▶ Exercise details
Pictures aside, quote the whole listing exactly.

[Figure dataset records]

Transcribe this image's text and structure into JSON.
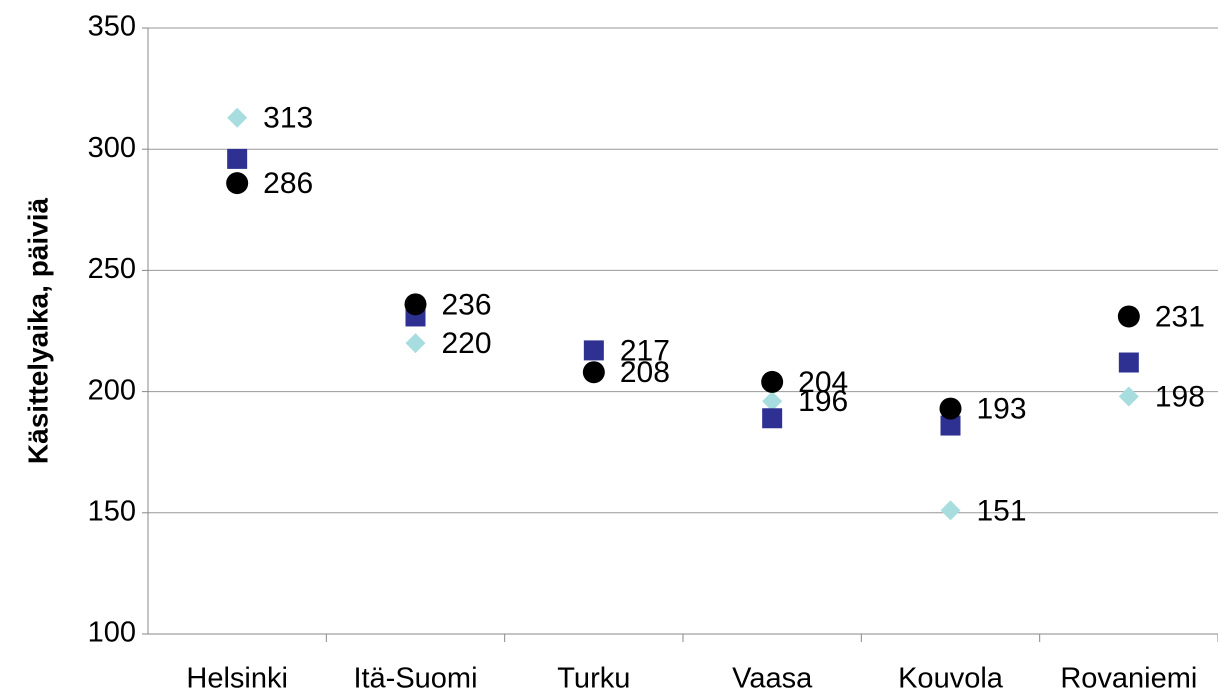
{
  "chart_data": {
    "type": "dot",
    "y_label": "Käsittelyaika, päiviä",
    "categories": [
      "Helsinki",
      "Itä-Suomi",
      "Turku",
      "Vaasa",
      "Kouvola",
      "Rovaniemi"
    ],
    "series": [
      {
        "color": "#a8dde0",
        "marker": "diamond",
        "data_labels": true,
        "values": [
          313,
          220,
          217,
          196,
          151,
          198
        ]
      },
      {
        "color": "#2e3192",
        "marker": "square",
        "data_labels": false,
        "values": [
          296,
          231,
          217,
          189,
          186,
          212
        ]
      },
      {
        "color": "#000000",
        "marker": "circle",
        "data_labels": true,
        "values": [
          286,
          236,
          208,
          204,
          193,
          231
        ]
      }
    ],
    "ylim": [
      100,
      350
    ],
    "yticks": [
      100,
      150,
      200,
      250,
      300,
      350
    ],
    "grid": true
  }
}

▶ Answer for this exercise
Transcribe this image's text and structure into JSON.
{
  "chart_data": {
    "type": "dot",
    "y_label": "Käsittelyaika, päiviä",
    "categories": [
      "Helsinki",
      "Itä-Suomi",
      "Turku",
      "Vaasa",
      "Kouvola",
      "Rovaniemi"
    ],
    "series": [
      {
        "color": "#a8dde0",
        "marker": "diamond",
        "data_labels": true,
        "values": [
          313,
          220,
          217,
          196,
          151,
          198
        ]
      },
      {
        "color": "#2e3192",
        "marker": "square",
        "data_labels": false,
        "values": [
          296,
          231,
          217,
          189,
          186,
          212
        ]
      },
      {
        "color": "#000000",
        "marker": "circle",
        "data_labels": true,
        "values": [
          286,
          236,
          208,
          204,
          193,
          231
        ]
      }
    ],
    "ylim": [
      100,
      350
    ],
    "yticks": [
      100,
      150,
      200,
      250,
      300,
      350
    ],
    "grid": true
  }
}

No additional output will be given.